Segment Start: INFORMATION GIVEN
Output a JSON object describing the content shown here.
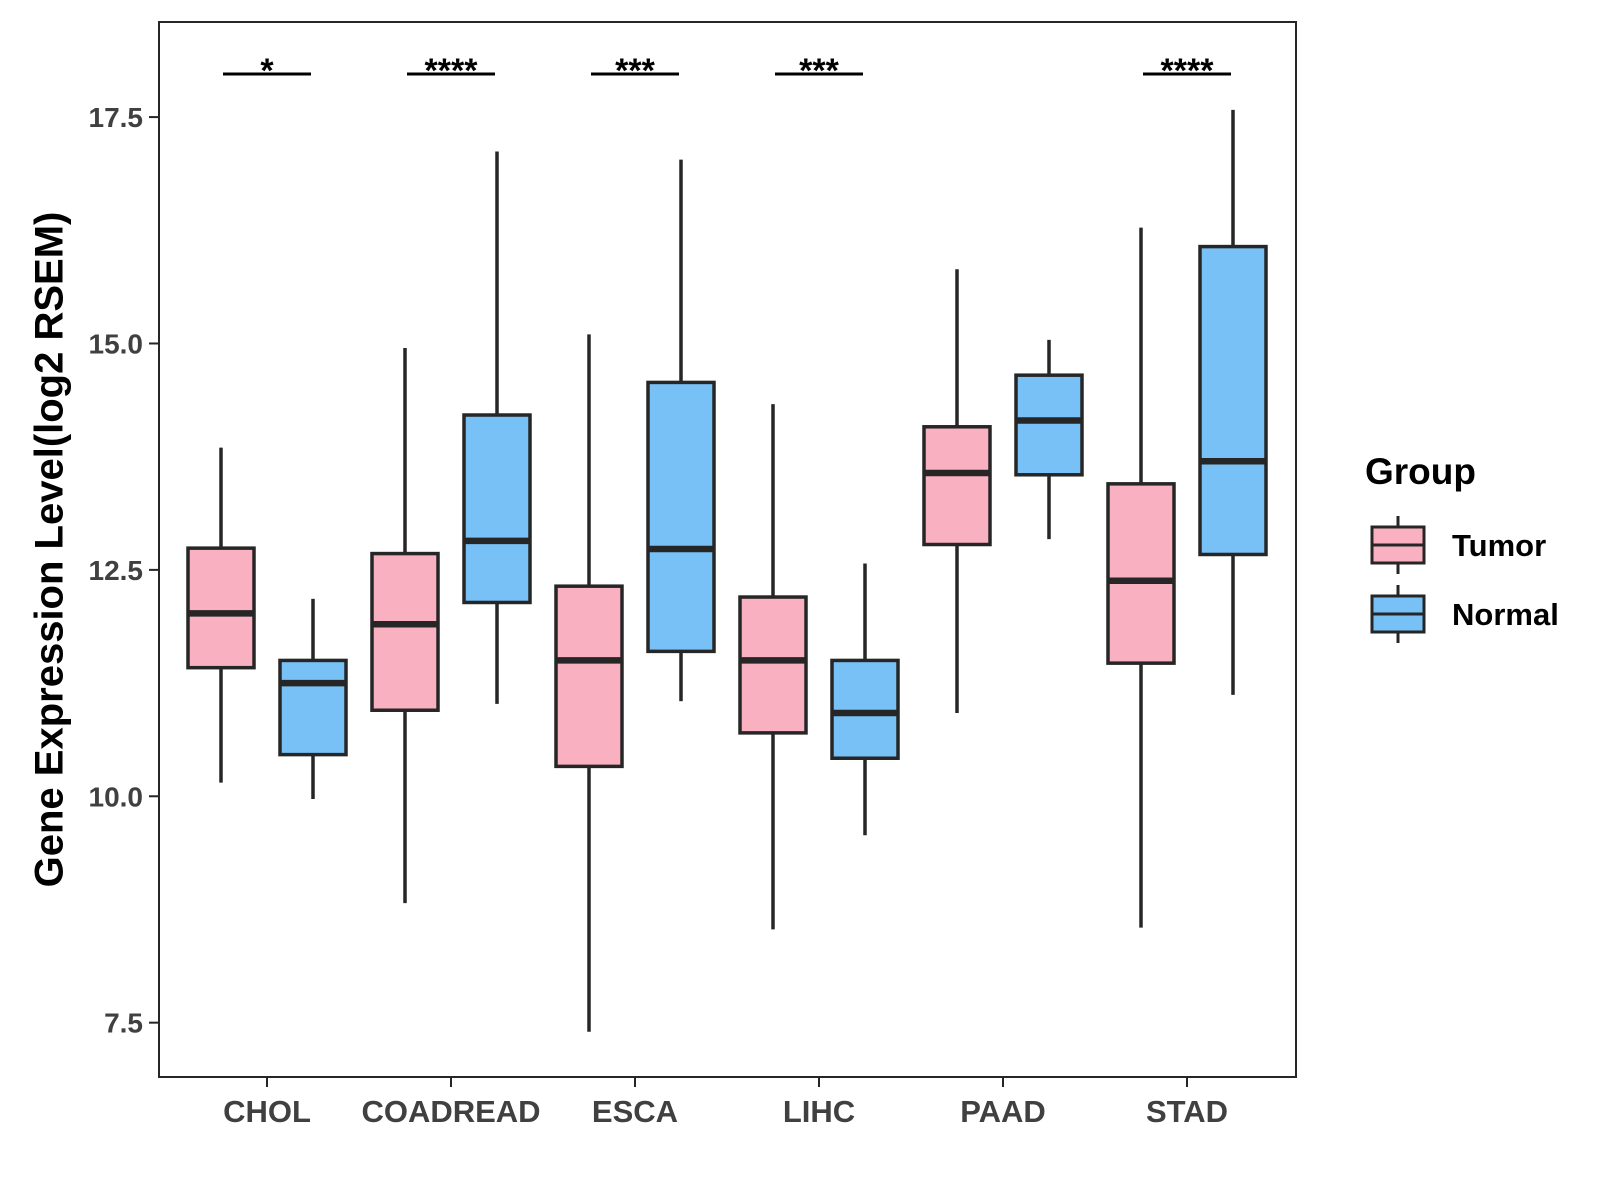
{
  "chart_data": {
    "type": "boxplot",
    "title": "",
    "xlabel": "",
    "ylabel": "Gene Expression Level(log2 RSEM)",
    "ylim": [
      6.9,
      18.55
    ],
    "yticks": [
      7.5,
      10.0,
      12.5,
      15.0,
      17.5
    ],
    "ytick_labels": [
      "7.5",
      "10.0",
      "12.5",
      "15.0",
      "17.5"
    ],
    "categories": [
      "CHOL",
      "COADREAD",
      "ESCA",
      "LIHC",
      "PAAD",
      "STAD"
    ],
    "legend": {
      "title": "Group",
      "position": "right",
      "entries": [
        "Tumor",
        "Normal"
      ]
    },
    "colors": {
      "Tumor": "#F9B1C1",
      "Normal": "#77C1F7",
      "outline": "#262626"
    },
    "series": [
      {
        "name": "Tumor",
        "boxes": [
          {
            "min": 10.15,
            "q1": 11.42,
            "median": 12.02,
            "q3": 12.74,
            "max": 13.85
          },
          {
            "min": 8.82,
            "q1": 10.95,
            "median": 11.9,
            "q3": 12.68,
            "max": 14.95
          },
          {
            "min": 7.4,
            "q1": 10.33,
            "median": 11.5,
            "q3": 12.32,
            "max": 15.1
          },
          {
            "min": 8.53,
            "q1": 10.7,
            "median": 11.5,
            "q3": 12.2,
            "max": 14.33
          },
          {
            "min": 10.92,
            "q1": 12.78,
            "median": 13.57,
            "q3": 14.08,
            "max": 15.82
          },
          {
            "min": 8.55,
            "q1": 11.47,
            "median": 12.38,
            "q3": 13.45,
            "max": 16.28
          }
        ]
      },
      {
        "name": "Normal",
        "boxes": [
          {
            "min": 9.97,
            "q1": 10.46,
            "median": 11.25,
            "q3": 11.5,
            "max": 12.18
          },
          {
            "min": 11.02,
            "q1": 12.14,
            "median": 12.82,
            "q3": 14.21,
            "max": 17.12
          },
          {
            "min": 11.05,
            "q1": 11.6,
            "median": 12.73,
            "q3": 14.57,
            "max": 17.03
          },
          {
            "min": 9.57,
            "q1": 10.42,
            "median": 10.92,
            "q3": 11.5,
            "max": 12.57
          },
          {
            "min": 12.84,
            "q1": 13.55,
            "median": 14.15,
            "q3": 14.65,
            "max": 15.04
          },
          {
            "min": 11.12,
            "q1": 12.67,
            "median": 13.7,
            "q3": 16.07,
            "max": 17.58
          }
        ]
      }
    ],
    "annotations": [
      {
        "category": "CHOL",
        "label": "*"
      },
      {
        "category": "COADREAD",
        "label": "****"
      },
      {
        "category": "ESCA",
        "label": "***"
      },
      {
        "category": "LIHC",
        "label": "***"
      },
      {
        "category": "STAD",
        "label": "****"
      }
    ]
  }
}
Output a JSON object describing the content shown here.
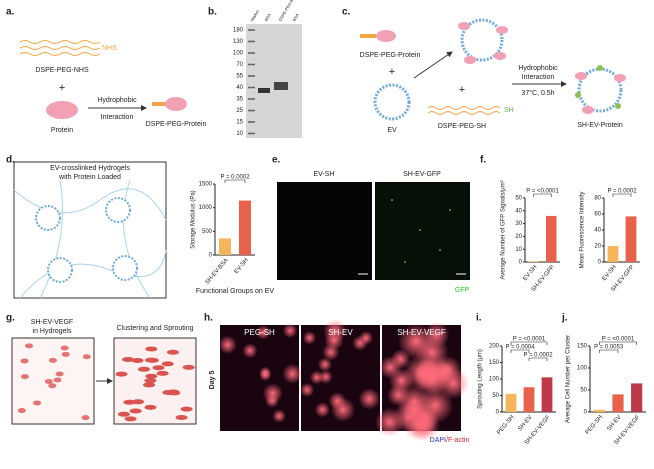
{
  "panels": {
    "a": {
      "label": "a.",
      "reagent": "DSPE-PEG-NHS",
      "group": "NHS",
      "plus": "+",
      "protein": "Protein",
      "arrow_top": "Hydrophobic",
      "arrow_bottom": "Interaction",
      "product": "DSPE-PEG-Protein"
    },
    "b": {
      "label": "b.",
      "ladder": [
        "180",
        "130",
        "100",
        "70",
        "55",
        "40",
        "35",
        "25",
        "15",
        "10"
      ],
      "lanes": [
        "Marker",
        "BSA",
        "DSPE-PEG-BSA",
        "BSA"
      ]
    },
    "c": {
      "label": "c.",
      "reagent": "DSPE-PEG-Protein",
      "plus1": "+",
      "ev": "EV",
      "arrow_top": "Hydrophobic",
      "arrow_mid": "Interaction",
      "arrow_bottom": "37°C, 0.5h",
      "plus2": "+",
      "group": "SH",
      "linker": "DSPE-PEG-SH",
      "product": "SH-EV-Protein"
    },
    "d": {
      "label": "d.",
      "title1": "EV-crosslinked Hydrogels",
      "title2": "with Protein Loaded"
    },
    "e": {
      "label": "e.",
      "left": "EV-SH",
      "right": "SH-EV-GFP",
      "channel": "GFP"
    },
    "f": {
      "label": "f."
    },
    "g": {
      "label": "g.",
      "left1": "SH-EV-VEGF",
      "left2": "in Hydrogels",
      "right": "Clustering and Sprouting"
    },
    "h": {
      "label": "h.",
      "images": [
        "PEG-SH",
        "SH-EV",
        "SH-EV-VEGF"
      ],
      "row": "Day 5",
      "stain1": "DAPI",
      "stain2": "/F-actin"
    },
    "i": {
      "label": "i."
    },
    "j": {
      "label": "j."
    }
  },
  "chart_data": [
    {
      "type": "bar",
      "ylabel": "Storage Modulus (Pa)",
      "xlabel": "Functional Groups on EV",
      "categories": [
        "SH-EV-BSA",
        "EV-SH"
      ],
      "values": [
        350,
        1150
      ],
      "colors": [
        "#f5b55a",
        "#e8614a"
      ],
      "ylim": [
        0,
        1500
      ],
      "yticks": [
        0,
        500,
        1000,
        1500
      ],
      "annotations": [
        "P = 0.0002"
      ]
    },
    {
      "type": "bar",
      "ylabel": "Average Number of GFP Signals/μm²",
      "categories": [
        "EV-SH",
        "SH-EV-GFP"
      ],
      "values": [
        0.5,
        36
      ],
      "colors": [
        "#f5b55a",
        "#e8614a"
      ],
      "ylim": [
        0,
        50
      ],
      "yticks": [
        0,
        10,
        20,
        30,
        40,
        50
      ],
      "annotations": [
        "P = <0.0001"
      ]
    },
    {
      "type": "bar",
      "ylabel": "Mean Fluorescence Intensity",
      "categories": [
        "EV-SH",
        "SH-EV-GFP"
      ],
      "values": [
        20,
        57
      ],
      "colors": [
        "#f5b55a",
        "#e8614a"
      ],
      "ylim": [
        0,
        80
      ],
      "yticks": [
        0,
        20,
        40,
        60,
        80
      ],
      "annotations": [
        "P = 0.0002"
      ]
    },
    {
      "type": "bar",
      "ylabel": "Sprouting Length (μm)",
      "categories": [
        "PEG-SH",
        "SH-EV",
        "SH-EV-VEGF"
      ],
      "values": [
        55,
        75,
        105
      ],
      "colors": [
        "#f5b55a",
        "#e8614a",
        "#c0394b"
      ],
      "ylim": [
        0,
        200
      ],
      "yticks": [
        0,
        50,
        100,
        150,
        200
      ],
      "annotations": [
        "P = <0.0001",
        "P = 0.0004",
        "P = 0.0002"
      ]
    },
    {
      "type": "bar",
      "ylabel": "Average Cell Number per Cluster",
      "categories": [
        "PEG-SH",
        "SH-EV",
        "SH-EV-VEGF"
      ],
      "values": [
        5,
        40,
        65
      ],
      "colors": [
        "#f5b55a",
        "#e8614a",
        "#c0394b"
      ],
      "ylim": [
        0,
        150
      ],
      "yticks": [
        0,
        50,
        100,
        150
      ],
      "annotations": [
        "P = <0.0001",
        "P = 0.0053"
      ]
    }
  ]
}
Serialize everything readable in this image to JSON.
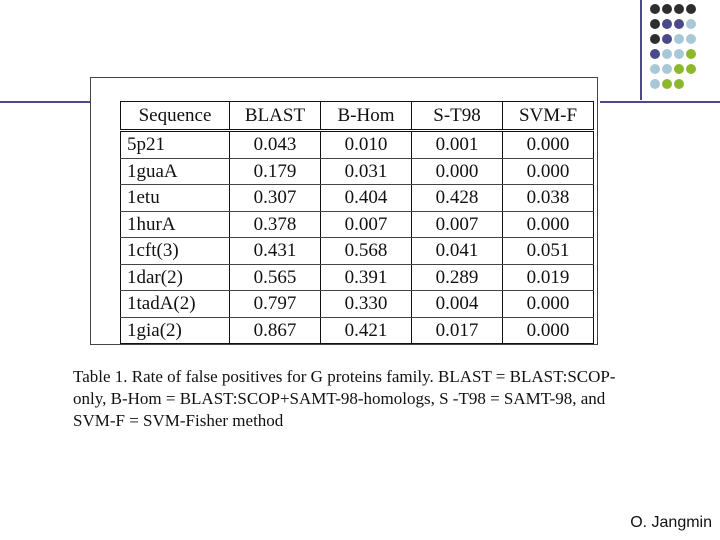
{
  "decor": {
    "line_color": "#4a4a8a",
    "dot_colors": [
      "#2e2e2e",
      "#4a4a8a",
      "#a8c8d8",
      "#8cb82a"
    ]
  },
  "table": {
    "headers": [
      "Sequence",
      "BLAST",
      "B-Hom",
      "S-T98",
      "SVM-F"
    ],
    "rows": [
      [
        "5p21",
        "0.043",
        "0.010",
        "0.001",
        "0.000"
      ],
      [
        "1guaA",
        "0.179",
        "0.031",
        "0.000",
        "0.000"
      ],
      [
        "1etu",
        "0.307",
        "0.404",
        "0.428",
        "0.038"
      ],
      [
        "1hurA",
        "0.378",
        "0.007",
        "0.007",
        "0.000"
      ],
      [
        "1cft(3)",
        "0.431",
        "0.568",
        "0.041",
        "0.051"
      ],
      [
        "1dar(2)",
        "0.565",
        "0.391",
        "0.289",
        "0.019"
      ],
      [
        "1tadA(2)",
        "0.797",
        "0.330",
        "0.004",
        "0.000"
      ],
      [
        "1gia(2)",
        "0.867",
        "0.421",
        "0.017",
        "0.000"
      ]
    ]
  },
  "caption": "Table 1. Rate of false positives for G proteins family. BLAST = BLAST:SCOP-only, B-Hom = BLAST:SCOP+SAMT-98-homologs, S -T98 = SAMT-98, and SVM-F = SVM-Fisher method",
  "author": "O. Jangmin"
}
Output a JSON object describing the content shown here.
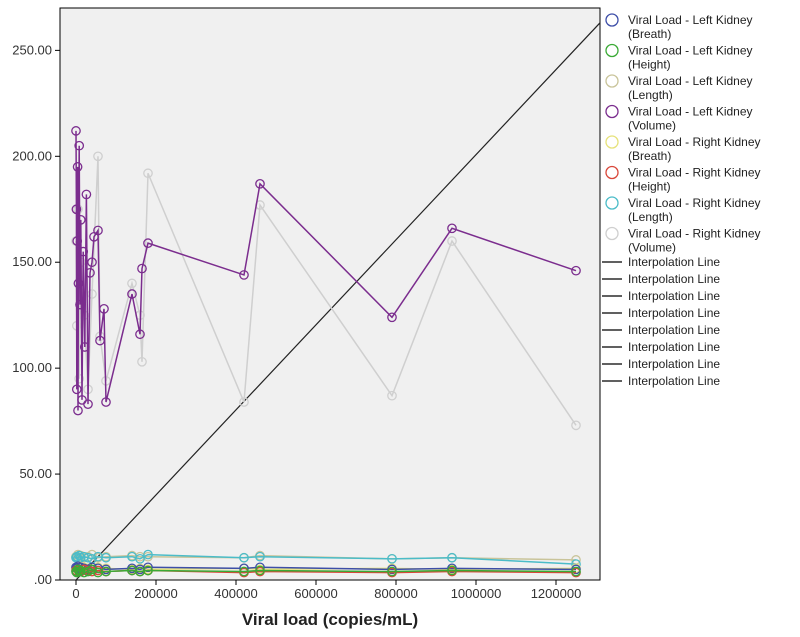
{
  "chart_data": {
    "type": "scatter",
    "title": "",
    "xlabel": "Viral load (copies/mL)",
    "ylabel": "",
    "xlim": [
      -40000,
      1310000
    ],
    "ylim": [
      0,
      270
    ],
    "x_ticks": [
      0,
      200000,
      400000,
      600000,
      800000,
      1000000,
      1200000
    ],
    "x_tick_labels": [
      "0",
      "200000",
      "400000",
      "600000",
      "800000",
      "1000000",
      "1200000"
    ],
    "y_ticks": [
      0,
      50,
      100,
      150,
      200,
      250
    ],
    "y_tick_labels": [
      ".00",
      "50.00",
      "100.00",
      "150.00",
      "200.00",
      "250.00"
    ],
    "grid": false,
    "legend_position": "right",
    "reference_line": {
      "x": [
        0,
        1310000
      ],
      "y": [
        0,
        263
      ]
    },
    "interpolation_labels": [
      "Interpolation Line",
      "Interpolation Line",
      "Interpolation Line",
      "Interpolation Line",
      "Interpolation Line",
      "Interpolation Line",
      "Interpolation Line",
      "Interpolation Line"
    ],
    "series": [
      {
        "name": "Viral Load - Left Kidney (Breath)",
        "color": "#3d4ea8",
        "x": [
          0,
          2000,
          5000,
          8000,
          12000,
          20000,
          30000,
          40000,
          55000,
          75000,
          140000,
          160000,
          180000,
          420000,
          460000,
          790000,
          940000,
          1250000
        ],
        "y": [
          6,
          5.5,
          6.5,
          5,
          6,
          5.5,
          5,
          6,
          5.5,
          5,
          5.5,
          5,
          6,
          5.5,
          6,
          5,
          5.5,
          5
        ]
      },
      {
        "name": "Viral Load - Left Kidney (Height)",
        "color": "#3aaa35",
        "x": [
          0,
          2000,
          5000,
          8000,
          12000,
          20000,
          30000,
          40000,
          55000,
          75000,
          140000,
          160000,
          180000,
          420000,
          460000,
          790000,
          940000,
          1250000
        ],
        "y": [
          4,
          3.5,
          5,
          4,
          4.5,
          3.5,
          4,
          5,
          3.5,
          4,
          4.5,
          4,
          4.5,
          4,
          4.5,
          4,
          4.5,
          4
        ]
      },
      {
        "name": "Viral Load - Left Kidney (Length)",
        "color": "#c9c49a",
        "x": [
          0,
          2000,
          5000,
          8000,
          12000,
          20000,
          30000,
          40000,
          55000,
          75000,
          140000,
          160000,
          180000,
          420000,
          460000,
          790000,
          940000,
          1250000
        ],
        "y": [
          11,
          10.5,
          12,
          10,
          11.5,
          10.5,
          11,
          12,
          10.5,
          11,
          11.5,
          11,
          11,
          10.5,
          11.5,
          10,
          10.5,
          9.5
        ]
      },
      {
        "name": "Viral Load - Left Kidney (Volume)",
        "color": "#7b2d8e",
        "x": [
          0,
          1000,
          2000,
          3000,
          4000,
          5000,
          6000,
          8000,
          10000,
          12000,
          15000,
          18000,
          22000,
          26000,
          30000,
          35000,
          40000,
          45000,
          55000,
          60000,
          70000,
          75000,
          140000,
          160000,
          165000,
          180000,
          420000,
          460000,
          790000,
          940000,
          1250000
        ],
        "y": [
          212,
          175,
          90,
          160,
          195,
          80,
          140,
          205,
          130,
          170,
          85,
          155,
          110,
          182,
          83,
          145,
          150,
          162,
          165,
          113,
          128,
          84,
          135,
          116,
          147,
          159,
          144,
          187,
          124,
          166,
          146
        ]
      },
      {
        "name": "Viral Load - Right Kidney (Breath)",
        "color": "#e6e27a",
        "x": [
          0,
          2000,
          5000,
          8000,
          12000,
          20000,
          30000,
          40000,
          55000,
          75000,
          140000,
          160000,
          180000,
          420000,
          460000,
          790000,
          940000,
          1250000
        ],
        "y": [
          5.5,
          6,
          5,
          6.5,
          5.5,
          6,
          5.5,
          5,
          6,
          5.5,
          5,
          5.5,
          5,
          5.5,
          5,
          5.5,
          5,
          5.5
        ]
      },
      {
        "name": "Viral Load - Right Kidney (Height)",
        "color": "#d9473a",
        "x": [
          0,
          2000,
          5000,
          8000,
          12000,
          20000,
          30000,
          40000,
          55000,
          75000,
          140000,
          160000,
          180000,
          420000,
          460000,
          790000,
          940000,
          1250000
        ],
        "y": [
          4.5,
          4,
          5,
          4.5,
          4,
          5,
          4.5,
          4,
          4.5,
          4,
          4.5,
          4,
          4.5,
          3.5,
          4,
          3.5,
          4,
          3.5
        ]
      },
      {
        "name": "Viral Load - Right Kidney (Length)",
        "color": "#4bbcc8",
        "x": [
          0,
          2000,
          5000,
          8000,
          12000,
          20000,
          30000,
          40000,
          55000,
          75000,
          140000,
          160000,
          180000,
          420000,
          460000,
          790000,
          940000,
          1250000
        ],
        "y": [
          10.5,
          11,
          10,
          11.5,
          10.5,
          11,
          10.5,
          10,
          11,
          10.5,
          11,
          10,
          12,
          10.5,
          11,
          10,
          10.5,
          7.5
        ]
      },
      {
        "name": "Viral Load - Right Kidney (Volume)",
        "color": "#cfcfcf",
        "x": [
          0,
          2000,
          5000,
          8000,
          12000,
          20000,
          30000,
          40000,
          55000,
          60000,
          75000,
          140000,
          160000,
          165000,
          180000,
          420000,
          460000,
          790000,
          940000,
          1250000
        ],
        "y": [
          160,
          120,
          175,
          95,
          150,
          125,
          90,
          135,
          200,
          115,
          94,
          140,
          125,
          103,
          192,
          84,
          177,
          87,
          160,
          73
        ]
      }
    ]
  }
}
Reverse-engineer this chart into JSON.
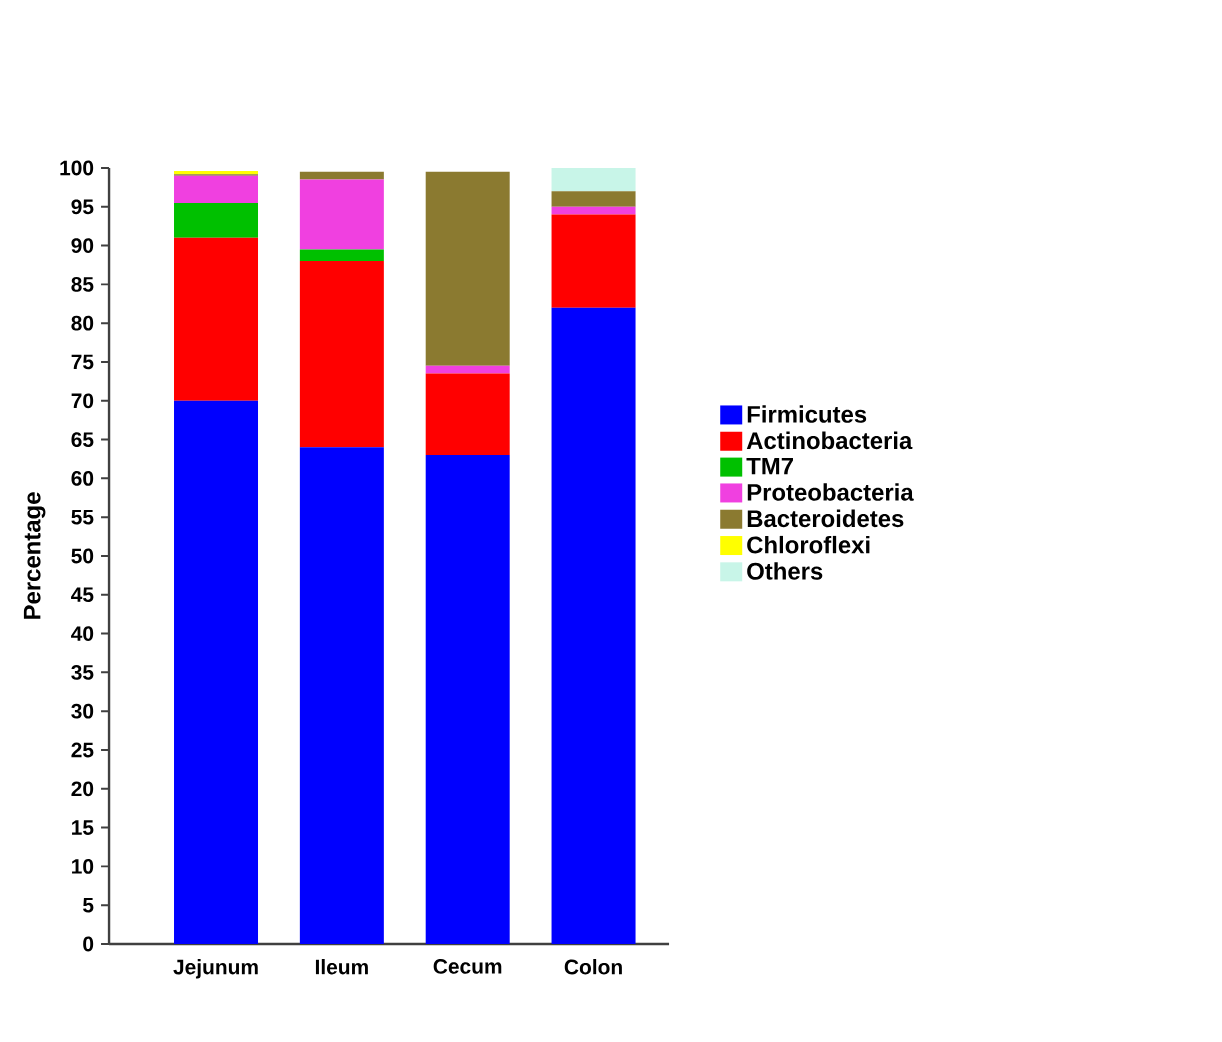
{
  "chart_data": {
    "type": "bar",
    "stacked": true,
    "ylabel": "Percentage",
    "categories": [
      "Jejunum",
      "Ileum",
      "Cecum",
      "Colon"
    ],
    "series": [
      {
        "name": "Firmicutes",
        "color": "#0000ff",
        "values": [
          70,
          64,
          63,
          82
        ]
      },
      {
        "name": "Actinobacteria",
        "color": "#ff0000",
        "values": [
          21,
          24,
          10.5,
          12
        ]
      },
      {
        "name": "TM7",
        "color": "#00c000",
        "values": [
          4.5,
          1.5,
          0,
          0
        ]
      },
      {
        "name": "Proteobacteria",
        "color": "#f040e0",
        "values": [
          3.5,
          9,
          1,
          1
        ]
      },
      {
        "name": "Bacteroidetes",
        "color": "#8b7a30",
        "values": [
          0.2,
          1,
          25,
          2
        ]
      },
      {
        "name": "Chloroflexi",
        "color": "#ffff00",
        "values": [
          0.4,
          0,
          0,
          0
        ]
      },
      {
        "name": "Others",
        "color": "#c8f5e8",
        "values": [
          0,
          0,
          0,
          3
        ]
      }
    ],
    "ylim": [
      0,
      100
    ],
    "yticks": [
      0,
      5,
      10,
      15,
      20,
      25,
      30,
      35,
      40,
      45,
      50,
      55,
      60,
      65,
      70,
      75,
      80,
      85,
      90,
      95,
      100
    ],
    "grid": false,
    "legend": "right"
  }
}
Segment End: INFORMATION GIVEN
* _DIRECTIONS_
In the listing above, each line with the word "median" is to be copied out.

* _RESULT_
            "median": 12.02,
            "median": 11.9,
            "median": 11.5,
            "median": 11.5,
            "median": 13.57,
            "median": 12.38,
            "median": 11.25,
            "median": 12.82,
            "median": 12.73,
            "median": 10.92,
            "median": 14.15,
            "median": 13.7,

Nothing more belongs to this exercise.